WHAT IS ASKED
Write out the data below in full. Keep it exact.

(Dataset rows)
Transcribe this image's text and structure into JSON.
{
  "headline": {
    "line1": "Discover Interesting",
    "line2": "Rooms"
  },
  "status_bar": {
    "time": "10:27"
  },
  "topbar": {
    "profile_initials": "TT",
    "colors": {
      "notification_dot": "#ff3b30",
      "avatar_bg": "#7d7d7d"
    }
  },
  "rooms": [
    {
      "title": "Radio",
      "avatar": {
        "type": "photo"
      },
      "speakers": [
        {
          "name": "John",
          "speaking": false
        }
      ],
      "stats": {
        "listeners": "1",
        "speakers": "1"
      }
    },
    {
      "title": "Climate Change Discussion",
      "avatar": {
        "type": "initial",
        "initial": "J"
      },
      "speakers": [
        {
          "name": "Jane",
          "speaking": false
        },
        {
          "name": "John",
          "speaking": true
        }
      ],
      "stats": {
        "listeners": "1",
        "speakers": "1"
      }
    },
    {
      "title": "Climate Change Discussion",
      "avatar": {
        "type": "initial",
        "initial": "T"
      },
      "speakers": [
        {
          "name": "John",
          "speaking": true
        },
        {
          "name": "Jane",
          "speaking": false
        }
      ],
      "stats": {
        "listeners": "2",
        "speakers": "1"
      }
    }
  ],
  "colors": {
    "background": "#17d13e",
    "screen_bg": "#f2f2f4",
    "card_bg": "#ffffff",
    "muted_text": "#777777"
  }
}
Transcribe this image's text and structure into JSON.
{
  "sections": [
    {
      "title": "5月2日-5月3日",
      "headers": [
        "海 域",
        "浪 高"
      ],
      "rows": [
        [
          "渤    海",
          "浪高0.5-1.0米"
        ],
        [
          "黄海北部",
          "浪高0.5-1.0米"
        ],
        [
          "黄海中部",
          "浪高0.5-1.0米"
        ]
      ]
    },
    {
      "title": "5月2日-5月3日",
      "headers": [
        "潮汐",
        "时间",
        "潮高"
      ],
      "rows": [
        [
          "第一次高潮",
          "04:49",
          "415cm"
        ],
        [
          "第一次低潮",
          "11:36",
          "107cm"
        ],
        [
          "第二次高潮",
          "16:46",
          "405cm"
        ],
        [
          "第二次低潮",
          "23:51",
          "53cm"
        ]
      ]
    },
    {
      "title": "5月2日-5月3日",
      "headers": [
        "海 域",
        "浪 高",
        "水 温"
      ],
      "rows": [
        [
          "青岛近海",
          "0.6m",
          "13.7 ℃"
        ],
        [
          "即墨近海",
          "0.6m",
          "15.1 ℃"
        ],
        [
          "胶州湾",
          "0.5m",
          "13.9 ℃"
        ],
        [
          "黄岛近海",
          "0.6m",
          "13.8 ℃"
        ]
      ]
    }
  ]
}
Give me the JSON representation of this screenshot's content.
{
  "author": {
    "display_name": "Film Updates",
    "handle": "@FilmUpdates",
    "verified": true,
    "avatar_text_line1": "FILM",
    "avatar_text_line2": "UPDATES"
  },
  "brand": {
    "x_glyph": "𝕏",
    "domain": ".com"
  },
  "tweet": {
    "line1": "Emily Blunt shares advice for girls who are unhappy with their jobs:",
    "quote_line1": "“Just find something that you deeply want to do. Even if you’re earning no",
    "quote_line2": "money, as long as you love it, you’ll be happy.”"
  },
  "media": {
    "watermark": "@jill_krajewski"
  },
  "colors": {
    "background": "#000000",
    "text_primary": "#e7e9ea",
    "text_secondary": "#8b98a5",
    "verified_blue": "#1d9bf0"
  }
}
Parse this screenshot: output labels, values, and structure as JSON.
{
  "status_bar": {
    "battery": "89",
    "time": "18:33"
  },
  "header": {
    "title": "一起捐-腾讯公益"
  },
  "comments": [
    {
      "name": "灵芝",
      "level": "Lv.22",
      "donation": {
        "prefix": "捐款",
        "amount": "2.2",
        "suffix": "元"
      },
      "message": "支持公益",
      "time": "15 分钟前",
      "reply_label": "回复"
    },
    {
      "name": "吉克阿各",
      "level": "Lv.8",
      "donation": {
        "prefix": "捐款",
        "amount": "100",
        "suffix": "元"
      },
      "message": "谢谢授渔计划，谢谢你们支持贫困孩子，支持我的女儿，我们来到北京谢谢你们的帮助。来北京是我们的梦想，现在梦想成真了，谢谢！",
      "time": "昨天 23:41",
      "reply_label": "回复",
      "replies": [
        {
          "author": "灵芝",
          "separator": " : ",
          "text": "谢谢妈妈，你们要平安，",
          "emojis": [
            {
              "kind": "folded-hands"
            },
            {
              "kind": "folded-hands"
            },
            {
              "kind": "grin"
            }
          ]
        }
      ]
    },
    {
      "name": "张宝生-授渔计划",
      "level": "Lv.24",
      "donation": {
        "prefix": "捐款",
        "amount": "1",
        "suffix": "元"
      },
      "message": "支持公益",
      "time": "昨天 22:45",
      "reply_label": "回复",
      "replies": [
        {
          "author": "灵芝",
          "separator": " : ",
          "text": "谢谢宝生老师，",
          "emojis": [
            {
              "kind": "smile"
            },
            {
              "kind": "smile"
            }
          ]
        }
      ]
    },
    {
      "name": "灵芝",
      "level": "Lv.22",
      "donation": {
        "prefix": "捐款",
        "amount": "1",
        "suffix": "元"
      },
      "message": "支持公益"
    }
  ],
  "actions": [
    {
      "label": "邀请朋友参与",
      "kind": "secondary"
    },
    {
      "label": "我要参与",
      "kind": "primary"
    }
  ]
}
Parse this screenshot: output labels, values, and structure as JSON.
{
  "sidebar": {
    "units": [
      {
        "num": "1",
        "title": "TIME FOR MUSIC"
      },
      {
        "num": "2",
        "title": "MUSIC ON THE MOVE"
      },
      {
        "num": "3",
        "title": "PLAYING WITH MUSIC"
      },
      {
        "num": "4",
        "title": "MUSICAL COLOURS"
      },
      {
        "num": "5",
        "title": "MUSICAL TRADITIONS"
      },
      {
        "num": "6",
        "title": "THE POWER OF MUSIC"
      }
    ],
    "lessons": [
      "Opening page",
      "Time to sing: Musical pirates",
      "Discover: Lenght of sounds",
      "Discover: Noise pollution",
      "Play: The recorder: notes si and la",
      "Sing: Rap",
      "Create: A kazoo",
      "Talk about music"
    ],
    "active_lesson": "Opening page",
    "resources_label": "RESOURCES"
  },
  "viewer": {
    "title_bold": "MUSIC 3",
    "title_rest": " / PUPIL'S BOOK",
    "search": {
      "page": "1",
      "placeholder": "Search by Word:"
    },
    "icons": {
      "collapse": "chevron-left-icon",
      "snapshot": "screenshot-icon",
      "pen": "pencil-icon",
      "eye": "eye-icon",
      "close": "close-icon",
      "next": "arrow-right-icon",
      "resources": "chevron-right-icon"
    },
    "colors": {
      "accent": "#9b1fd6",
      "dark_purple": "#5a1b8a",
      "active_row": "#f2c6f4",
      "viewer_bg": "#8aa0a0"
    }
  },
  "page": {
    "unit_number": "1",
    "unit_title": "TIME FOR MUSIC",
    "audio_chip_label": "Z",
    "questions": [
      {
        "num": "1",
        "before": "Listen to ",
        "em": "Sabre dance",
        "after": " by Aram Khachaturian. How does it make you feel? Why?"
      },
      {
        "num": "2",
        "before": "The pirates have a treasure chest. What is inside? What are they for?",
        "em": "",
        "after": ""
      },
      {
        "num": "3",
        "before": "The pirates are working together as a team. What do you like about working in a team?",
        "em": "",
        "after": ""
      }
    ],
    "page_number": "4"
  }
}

RESULT
Transcribe this image's text and structure into JSON.
{
  "headline": {
    "line1": "Discover Interesting",
    "line2": "Rooms"
  },
  "status_bar": {
    "time": "10:27"
  },
  "topbar": {
    "profile_initials": "TT",
    "colors": {
      "notification_dot": "#ff3b30",
      "avatar_bg": "#7d7d7d"
    }
  },
  "rooms": [
    {
      "title": "Radio",
      "avatar": {
        "type": "photo"
      },
      "speakers": [
        {
          "name": "John",
          "speaking": false
        }
      ],
      "stats": {
        "listeners": "1",
        "speakers": "1"
      }
    },
    {
      "title": "Climate Change Discussion",
      "avatar": {
        "type": "initial",
        "initial": "J"
      },
      "speakers": [
        {
          "name": "Jane",
          "speaking": false
        },
        {
          "name": "John",
          "speaking": true
        }
      ],
      "stats": {
        "listeners": "1",
        "speakers": "1"
      }
    },
    {
      "title": "Climate Change Discussion",
      "avatar": {
        "type": "initial",
        "initial": "T"
      },
      "speakers": [
        {
          "name": "John",
          "speaking": true
        },
        {
          "name": "Jane",
          "speaking": false
        }
      ],
      "stats": {
        "listeners": "2",
        "speakers": "1"
      }
    }
  ],
  "colors": {
    "background": "#17d13e",
    "screen_bg": "#f2f2f4",
    "card_bg": "#ffffff",
    "muted_text": "#777777"
  }
}
Transcribe this image's text and structure into JSON.
{
  "sections": [
    {
      "title": "5月2日-5月3日",
      "headers": [
        "海 域",
        "浪 高"
      ],
      "rows": [
        [
          "渤    海",
          "浪高0.5-1.0米"
        ],
        [
          "黄海北部",
          "浪高0.5-1.0米"
        ],
        [
          "黄海中部",
          "浪高0.5-1.0米"
        ]
      ]
    },
    {
      "title": "5月2日-5月3日",
      "headers": [
        "潮汐",
        "时间",
        "潮高"
      ],
      "rows": [
        [
          "第一次高潮",
          "04:49",
          "415cm"
        ],
        [
          "第一次低潮",
          "11:36",
          "107cm"
        ],
        [
          "第二次高潮",
          "16:46",
          "405cm"
        ],
        [
          "第二次低潮",
          "23:51",
          "53cm"
        ]
      ]
    },
    {
      "title": "5月2日-5月3日",
      "headers": [
        "海 域",
        "浪 高",
        "水 温"
      ],
      "rows": [
        [
          "青岛近海",
          "0.6m",
          "13.7 ℃"
        ],
        [
          "即墨近海",
          "0.6m",
          "15.1 ℃"
        ],
        [
          "胶州湾",
          "0.5m",
          "13.9 ℃"
        ],
        [
          "黄岛近海",
          "0.6m",
          "13.8 ℃"
        ]
      ]
    }
  ]
}
Give me the JSON representation of this screenshot's content.
{
  "author": {
    "display_name": "Film Updates",
    "handle": "@FilmUpdates",
    "verified": true,
    "avatar_text_line1": "FILM",
    "avatar_text_line2": "UPDATES"
  },
  "brand": {
    "x_glyph": "𝕏",
    "domain": ".com"
  },
  "tweet": {
    "line1": "Emily Blunt shares advice for girls who are unhappy with their jobs:",
    "quote_line1": "“Just find something that you deeply want to do. Even if you’re earning no",
    "quote_line2": "money, as long as you love it, you’ll be happy.”"
  },
  "media": {
    "watermark": "@jill_krajewski"
  },
  "colors": {
    "background": "#000000",
    "text_primary": "#e7e9ea",
    "text_secondary": "#8b98a5",
    "verified_blue": "#1d9bf0"
  }
}
Parse this screenshot: output labels, values, and structure as JSON.
{
  "status_bar": {
    "battery": "89",
    "time": "18:33"
  },
  "header": {
    "title": "一起捐-腾讯公益"
  },
  "comments": [
    {
      "name": "灵芝",
      "level": "Lv.22",
      "donation": {
        "prefix": "捐款",
        "amount": "2.2",
        "suffix": "元"
      },
      "message": "支持公益",
      "time": "15 分钟前",
      "reply_label": "回复"
    },
    {
      "name": "吉克阿各",
      "level": "Lv.8",
      "donation": {
        "prefix": "捐款",
        "amount": "100",
        "suffix": "元"
      },
      "message": "谢谢授渔计划，谢谢你们支持贫困孩子，支持我的女儿，我们来到北京谢谢你们的帮助。来北京是我们的梦想，现在梦想成真了，谢谢！",
      "time": "昨天 23:41",
      "reply_label": "回复",
      "replies": [
        {
          "author": "灵芝",
          "separator": " : ",
          "text": "谢谢妈妈，你们要平安，",
          "emojis": [
            {
              "kind": "folded-hands"
            },
            {
              "kind": "folded-hands"
            },
            {
              "kind": "grin"
            }
          ]
        }
      ]
    },
    {
      "name": "张宝生-授渔计划",
      "level": "Lv.24",
      "donation": {
        "prefix": "捐款",
        "amount": "1",
        "suffix": "元"
      },
      "message": "支持公益",
      "time": "昨天 22:45",
      "reply_label": "回复",
      "replies": [
        {
          "author": "灵芝",
          "separator": " : ",
          "text": "谢谢宝生老师，",
          "emojis": [
            {
              "kind": "smile"
            },
            {
              "kind": "smile"
            }
          ]
        }
      ]
    },
    {
      "name": "灵芝",
      "level": "Lv.22",
      "donation": {
        "prefix": "捐款",
        "amount": "1",
        "suffix": "元"
      },
      "message": "支持公益"
    }
  ],
  "actions": [
    {
      "label": "邀请朋友参与",
      "kind": "secondary"
    },
    {
      "label": "我要参与",
      "kind": "primary"
    }
  ]
}
Parse this screenshot: output labels, values, and structure as JSON.
{
  "sidebar": {
    "units": [
      {
        "num": "1",
        "title": "TIME FOR MUSIC"
      },
      {
        "num": "2",
        "title": "MUSIC ON THE MOVE"
      },
      {
        "num": "3",
        "title": "PLAYING WITH MUSIC"
      },
      {
        "num": "4",
        "title": "MUSICAL COLOURS"
      },
      {
        "num": "5",
        "title": "MUSICAL TRADITIONS"
      },
      {
        "num": "6",
        "title": "THE POWER OF MUSIC"
      }
    ],
    "lessons": [
      "Opening page",
      "Time to sing: Musical pirates",
      "Discover: Lenght of sounds",
      "Discover: Noise pollution",
      "Play: The recorder: notes si and la",
      "Sing: Rap",
      "Create: A kazoo",
      "Talk about music"
    ],
    "active_lesson": "Opening page",
    "resources_label": "RESOURCES"
  },
  "viewer": {
    "title_bold": "MUSIC 3",
    "title_rest": " / PUPIL'S BOOK",
    "search": {
      "page": "1",
      "placeholder": "Search by Word:"
    },
    "icons": {
      "collapse": "chevron-left-icon",
      "snapshot": "screenshot-icon",
      "pen": "pencil-icon",
      "eye": "eye-icon",
      "close": "close-icon",
      "next": "arrow-right-icon",
      "resources": "chevron-right-icon"
    },
    "colors": {
      "accent": "#9b1fd6",
      "dark_purple": "#5a1b8a",
      "active_row": "#f2c6f4",
      "viewer_bg": "#8aa0a0"
    }
  },
  "page": {
    "unit_number": "1",
    "unit_title": "TIME FOR MUSIC",
    "audio_chip_label": "Z",
    "questions": [
      {
        "num": "1",
        "before": "Listen to ",
        "em": "Sabre dance",
        "after": " by Aram Khachaturian. How does it make you feel? Why?"
      },
      {
        "num": "2",
        "before": "The pirates have a treasure chest. What is inside? What are they for?",
        "em": "",
        "after": ""
      },
      {
        "num": "3",
        "before": "The pirates are working together as a team. What do you like about working in a team?",
        "em": "",
        "after": ""
      }
    ],
    "page_number": "4"
  }
}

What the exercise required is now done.